*Exercise brief*.
Print out the material that follows word for word.

Records from a data collection
──────

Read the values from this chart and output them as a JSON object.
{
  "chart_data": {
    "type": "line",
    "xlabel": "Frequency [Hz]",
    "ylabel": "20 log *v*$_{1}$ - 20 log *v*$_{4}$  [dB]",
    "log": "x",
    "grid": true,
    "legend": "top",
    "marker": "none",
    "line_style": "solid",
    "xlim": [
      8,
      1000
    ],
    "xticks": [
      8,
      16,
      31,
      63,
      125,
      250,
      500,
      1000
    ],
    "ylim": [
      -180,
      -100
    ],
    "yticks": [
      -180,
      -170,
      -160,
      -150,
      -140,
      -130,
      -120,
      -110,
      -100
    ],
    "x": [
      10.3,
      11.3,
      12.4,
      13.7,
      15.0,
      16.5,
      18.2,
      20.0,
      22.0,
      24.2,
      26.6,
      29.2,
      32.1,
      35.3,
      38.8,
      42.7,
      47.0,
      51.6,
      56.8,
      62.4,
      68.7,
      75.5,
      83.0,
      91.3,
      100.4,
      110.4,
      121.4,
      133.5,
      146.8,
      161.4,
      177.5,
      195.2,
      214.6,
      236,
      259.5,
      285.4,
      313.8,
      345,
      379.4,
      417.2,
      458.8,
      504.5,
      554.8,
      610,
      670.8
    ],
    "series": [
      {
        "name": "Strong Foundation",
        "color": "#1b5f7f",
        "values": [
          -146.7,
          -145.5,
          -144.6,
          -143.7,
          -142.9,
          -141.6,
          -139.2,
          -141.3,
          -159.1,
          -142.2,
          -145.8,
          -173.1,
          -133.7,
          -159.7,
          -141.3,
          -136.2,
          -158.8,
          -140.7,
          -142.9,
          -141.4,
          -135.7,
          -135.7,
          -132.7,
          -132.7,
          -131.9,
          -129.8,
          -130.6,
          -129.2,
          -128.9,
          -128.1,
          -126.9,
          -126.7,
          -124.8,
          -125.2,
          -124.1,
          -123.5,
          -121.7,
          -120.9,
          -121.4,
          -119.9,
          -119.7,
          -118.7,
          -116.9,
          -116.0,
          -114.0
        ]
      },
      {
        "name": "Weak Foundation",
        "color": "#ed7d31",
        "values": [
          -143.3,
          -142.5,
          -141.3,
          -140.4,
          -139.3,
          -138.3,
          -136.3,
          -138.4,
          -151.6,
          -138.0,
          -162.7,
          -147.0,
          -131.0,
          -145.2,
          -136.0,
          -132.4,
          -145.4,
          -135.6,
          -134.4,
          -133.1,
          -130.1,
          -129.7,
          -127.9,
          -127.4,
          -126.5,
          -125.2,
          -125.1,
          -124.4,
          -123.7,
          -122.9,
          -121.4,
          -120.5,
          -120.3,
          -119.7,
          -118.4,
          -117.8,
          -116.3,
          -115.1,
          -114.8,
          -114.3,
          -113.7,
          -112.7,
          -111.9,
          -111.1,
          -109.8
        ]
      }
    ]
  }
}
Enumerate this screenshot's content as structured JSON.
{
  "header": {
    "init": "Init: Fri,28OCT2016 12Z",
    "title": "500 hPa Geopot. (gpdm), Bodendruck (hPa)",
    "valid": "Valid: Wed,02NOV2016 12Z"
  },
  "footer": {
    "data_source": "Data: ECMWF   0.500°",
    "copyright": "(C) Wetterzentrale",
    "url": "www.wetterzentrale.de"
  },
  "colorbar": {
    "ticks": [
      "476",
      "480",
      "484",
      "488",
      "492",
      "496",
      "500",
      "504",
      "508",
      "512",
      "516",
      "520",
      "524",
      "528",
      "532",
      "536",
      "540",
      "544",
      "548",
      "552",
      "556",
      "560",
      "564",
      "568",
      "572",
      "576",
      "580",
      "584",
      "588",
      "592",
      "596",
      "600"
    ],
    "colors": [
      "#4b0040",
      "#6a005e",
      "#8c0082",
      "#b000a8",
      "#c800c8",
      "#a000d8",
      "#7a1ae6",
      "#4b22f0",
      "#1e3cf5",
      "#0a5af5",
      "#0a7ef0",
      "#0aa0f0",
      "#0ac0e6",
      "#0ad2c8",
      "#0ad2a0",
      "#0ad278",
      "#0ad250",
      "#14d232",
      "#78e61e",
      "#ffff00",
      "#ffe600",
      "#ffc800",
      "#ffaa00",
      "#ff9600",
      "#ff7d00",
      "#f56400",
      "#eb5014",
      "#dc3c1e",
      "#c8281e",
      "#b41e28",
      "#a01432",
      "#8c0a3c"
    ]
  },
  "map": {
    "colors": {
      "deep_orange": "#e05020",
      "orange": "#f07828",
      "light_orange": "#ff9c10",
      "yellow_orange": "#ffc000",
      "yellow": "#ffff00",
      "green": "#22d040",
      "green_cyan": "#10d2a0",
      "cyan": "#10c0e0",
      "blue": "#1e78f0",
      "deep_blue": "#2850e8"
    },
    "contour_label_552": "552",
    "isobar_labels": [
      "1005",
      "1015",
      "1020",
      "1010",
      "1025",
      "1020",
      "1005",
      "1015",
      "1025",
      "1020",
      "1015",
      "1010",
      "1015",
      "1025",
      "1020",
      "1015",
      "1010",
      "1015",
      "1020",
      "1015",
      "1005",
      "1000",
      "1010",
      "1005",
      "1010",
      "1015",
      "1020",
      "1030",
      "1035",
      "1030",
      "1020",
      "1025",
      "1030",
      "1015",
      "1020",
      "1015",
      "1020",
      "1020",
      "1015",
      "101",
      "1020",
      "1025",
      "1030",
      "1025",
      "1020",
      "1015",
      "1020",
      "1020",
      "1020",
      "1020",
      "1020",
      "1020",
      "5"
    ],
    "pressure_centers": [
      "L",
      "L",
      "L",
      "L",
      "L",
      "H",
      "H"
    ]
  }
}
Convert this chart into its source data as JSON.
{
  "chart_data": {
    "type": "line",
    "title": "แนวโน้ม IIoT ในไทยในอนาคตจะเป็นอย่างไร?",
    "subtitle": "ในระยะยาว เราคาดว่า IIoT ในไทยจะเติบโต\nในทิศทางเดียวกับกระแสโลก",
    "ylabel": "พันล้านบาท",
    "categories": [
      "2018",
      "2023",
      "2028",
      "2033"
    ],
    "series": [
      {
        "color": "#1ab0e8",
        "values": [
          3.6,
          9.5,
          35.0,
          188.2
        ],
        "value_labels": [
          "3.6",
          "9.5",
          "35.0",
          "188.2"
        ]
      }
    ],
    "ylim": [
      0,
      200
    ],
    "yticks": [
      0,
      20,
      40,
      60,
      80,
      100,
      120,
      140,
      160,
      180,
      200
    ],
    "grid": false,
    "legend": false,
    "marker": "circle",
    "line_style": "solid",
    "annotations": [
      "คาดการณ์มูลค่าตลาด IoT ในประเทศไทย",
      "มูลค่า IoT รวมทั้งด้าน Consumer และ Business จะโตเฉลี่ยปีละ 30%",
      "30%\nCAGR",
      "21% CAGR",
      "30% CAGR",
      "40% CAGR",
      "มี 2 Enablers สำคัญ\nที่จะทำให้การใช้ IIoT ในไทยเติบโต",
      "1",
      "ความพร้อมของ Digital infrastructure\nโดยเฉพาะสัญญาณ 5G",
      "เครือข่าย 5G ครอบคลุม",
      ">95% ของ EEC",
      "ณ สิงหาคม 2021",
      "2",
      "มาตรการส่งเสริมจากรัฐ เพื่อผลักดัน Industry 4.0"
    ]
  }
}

──────

*Task solution*.
Read the values from this chart and output them as a JSON object.
{
  "chart_data": {
    "type": "line",
    "xlabel": "Frequency [Hz]",
    "ylabel": "20 log *v*$_{1}$ - 20 log *v*$_{4}$  [dB]",
    "log": "x",
    "grid": true,
    "legend": "top",
    "marker": "none",
    "line_style": "solid",
    "xlim": [
      8,
      1000
    ],
    "xticks": [
      8,
      16,
      31,
      63,
      125,
      250,
      500,
      1000
    ],
    "ylim": [
      -180,
      -100
    ],
    "yticks": [
      -180,
      -170,
      -160,
      -150,
      -140,
      -130,
      -120,
      -110,
      -100
    ],
    "x": [
      10.3,
      11.3,
      12.4,
      13.7,
      15.0,
      16.5,
      18.2,
      20.0,
      22.0,
      24.2,
      26.6,
      29.2,
      32.1,
      35.3,
      38.8,
      42.7,
      47.0,
      51.6,
      56.8,
      62.4,
      68.7,
      75.5,
      83.0,
      91.3,
      100.4,
      110.4,
      121.4,
      133.5,
      146.8,
      161.4,
      177.5,
      195.2,
      214.6,
      236,
      259.5,
      285.4,
      313.8,
      345,
      379.4,
      417.2,
      458.8,
      504.5,
      554.8,
      610,
      670.8
    ],
    "series": [
      {
        "name": "Strong Foundation",
        "color": "#1b5f7f",
        "values": [
          -146.7,
          -145.5,
          -144.6,
          -143.7,
          -142.9,
          -141.6,
          -139.2,
          -141.3,
          -159.1,
          -142.2,
          -145.8,
          -173.1,
          -133.7,
          -159.7,
          -141.3,
          -136.2,
          -158.8,
          -140.7,
          -142.9,
          -141.4,
          -135.7,
          -135.7,
          -132.7,
          -132.7,
          -131.9,
          -129.8,
          -130.6,
          -129.2,
          -128.9,
          -128.1,
          -126.9,
          -126.7,
          -124.8,
          -125.2,
          -124.1,
          -123.5,
          -121.7,
          -120.9,
          -121.4,
          -119.9,
          -119.7,
          -118.7,
          -116.9,
          -116.0,
          -114.0
        ]
      },
      {
        "name": "Weak Foundation",
        "color": "#ed7d31",
        "values": [
          -143.3,
          -142.5,
          -141.3,
          -140.4,
          -139.3,
          -138.3,
          -136.3,
          -138.4,
          -151.6,
          -138.0,
          -162.7,
          -147.0,
          -131.0,
          -145.2,
          -136.0,
          -132.4,
          -145.4,
          -135.6,
          -134.4,
          -133.1,
          -130.1,
          -129.7,
          -127.9,
          -127.4,
          -126.5,
          -125.2,
          -125.1,
          -124.4,
          -123.7,
          -122.9,
          -121.4,
          -120.5,
          -120.3,
          -119.7,
          -118.4,
          -117.8,
          -116.3,
          -115.1,
          -114.8,
          -114.3,
          -113.7,
          -112.7,
          -111.9,
          -111.1,
          -109.8
        ]
      }
    ]
  }
}
Enumerate this screenshot's content as structured JSON.
{
  "header": {
    "init": "Init: Fri,28OCT2016 12Z",
    "title": "500 hPa Geopot. (gpdm), Bodendruck (hPa)",
    "valid": "Valid: Wed,02NOV2016 12Z"
  },
  "footer": {
    "data_source": "Data: ECMWF   0.500°",
    "copyright": "(C) Wetterzentrale",
    "url": "www.wetterzentrale.de"
  },
  "colorbar": {
    "ticks": [
      "476",
      "480",
      "484",
      "488",
      "492",
      "496",
      "500",
      "504",
      "508",
      "512",
      "516",
      "520",
      "524",
      "528",
      "532",
      "536",
      "540",
      "544",
      "548",
      "552",
      "556",
      "560",
      "564",
      "568",
      "572",
      "576",
      "580",
      "584",
      "588",
      "592",
      "596",
      "600"
    ],
    "colors": [
      "#4b0040",
      "#6a005e",
      "#8c0082",
      "#b000a8",
      "#c800c8",
      "#a000d8",
      "#7a1ae6",
      "#4b22f0",
      "#1e3cf5",
      "#0a5af5",
      "#0a7ef0",
      "#0aa0f0",
      "#0ac0e6",
      "#0ad2c8",
      "#0ad2a0",
      "#0ad278",
      "#0ad250",
      "#14d232",
      "#78e61e",
      "#ffff00",
      "#ffe600",
      "#ffc800",
      "#ffaa00",
      "#ff9600",
      "#ff7d00",
      "#f56400",
      "#eb5014",
      "#dc3c1e",
      "#c8281e",
      "#b41e28",
      "#a01432",
      "#8c0a3c"
    ]
  },
  "map": {
    "colors": {
      "deep_orange": "#e05020",
      "orange": "#f07828",
      "light_orange": "#ff9c10",
      "yellow_orange": "#ffc000",
      "yellow": "#ffff00",
      "green": "#22d040",
      "green_cyan": "#10d2a0",
      "cyan": "#10c0e0",
      "blue": "#1e78f0",
      "deep_blue": "#2850e8"
    },
    "contour_label_552": "552",
    "isobar_labels": [
      "1005",
      "1015",
      "1020",
      "1010",
      "1025",
      "1020",
      "1005",
      "1015",
      "1025",
      "1020",
      "1015",
      "1010",
      "1015",
      "1025",
      "1020",
      "1015",
      "1010",
      "1015",
      "1020",
      "1015",
      "1005",
      "1000",
      "1010",
      "1005",
      "1010",
      "1015",
      "1020",
      "1030",
      "1035",
      "1030",
      "1020",
      "1025",
      "1030",
      "1015",
      "1020",
      "1015",
      "1020",
      "1020",
      "1015",
      "101",
      "1020",
      "1025",
      "1030",
      "1025",
      "1020",
      "1015",
      "1020",
      "1020",
      "1020",
      "1020",
      "1020",
      "1020",
      "5"
    ],
    "pressure_centers": [
      "L",
      "L",
      "L",
      "L",
      "L",
      "H",
      "H"
    ]
  }
}
Convert this chart into its source data as JSON.
{
  "chart_data": {
    "type": "line",
    "title": "แนวโน้ม IIoT ในไทยในอนาคตจะเป็นอย่างไร?",
    "subtitle": "ในระยะยาว เราคาดว่า IIoT ในไทยจะเติบโต\nในทิศทางเดียวกับกระแสโลก",
    "ylabel": "พันล้านบาท",
    "categories": [
      "2018",
      "2023",
      "2028",
      "2033"
    ],
    "series": [
      {
        "color": "#1ab0e8",
        "values": [
          3.6,
          9.5,
          35.0,
          188.2
        ],
        "value_labels": [
          "3.6",
          "9.5",
          "35.0",
          "188.2"
        ]
      }
    ],
    "ylim": [
      0,
      200
    ],
    "yticks": [
      0,
      20,
      40,
      60,
      80,
      100,
      120,
      140,
      160,
      180,
      200
    ],
    "grid": false,
    "legend": false,
    "marker": "circle",
    "line_style": "solid",
    "annotations": [
      "คาดการณ์มูลค่าตลาด IoT ในประเทศไทย",
      "มูลค่า IoT รวมทั้งด้าน Consumer และ Business จะโตเฉลี่ยปีละ 30%",
      "30%\nCAGR",
      "21% CAGR",
      "30% CAGR",
      "40% CAGR",
      "มี 2 Enablers สำคัญ\nที่จะทำให้การใช้ IIoT ในไทยเติบโต",
      "1",
      "ความพร้อมของ Digital infrastructure\nโดยเฉพาะสัญญาณ 5G",
      "เครือข่าย 5G ครอบคลุม",
      ">95% ของ EEC",
      "ณ สิงหาคม 2021",
      "2",
      "มาตรการส่งเสริมจากรัฐ เพื่อผลักดัน Industry 4.0"
    ]
  }
}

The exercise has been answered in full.